PROBLEM REQUIREMENTS
Look for "service" in the listing below. Gather each line that contains it.

THE DATA
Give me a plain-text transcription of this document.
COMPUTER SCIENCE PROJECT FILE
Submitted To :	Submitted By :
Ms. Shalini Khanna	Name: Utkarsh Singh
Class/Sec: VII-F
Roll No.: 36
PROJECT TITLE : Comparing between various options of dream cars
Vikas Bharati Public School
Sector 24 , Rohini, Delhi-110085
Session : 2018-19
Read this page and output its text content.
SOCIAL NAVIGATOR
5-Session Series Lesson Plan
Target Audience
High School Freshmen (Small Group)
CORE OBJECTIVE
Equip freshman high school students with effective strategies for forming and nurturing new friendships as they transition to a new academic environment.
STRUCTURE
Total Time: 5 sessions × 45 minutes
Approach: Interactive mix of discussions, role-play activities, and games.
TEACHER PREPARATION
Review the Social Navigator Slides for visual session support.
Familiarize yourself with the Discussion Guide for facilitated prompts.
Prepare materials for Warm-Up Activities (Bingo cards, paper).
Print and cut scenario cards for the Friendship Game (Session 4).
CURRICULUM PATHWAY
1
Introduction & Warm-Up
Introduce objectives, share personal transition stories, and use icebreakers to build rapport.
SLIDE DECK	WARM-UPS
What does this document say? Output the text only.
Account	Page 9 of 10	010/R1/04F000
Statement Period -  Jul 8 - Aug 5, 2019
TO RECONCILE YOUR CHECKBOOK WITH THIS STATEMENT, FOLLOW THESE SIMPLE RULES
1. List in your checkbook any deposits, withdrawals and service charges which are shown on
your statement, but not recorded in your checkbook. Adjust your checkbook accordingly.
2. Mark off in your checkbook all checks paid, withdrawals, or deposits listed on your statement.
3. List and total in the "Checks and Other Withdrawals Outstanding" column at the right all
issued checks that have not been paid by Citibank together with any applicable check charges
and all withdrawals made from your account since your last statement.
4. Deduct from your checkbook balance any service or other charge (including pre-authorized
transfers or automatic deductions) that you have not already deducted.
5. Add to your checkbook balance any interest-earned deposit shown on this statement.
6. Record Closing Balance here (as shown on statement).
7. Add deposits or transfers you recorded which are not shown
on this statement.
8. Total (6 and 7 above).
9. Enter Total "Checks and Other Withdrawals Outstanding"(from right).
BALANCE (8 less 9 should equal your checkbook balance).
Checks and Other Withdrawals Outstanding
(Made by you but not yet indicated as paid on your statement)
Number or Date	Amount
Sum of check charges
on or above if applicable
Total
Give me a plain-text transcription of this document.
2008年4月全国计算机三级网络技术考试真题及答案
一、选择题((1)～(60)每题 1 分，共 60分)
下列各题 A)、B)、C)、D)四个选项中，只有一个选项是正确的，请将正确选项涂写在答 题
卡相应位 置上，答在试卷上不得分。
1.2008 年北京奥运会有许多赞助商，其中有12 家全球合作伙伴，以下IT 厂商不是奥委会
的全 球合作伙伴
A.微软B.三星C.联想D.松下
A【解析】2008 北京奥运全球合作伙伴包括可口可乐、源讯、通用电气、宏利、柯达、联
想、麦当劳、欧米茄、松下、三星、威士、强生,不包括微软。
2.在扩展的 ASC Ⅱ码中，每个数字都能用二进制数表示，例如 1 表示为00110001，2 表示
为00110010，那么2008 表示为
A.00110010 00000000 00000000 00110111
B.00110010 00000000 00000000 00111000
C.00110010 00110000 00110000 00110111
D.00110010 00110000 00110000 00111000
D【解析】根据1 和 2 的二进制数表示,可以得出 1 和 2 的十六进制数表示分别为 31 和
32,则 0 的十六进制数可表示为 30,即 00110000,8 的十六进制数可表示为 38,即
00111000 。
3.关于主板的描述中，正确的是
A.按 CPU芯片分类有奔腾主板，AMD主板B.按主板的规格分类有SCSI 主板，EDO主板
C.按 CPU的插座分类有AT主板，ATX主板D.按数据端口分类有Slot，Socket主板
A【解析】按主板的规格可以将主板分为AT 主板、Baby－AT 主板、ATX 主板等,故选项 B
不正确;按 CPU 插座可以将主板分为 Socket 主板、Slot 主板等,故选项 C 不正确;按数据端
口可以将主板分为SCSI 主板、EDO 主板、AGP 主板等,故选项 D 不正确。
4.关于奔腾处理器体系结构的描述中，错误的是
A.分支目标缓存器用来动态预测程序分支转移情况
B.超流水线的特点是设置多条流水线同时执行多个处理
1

REPLY
1. List in your checkbook any deposits, withdrawals and service charges which are shown on
4. Deduct from your checkbook balance any service or other charge (including pre-authorized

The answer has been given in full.